[Opening Stored data section]

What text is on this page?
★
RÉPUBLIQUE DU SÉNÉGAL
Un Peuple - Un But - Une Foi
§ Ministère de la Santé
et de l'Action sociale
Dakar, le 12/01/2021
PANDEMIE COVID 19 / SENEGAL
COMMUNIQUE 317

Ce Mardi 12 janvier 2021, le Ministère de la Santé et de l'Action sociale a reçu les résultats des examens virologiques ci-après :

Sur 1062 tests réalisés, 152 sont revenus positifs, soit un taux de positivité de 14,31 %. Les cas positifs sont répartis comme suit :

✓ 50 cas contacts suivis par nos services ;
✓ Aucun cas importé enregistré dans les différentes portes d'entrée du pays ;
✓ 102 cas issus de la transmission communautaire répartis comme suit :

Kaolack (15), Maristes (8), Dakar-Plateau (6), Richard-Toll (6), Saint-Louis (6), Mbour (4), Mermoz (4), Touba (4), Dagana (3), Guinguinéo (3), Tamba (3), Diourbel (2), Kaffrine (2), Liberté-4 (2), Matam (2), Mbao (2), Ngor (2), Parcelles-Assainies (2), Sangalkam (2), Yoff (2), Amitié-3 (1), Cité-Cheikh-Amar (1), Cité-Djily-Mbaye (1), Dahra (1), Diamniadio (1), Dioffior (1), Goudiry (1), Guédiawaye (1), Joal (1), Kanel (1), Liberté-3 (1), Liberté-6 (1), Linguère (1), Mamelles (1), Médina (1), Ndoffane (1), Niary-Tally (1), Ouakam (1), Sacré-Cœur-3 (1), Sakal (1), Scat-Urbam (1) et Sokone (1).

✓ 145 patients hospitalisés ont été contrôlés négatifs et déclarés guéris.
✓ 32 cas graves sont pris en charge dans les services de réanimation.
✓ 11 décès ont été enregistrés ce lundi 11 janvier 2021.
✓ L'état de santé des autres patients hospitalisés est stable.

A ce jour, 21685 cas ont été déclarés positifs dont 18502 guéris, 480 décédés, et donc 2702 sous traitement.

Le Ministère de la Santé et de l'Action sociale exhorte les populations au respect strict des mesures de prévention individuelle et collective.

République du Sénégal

[Closing Stored data section]

**Task to carry out:**
Each line that includes the string "janvier" should be copied from the data.

**Solution to the exercise:**
Ce Mardi 12 janvier 2021, le Ministère de la Santé et de l'Action sociale a reçu les résultats des examens virologiques ci-après :
✓ 11 décès ont été enregistrés ce lundi 11 janvier 2021.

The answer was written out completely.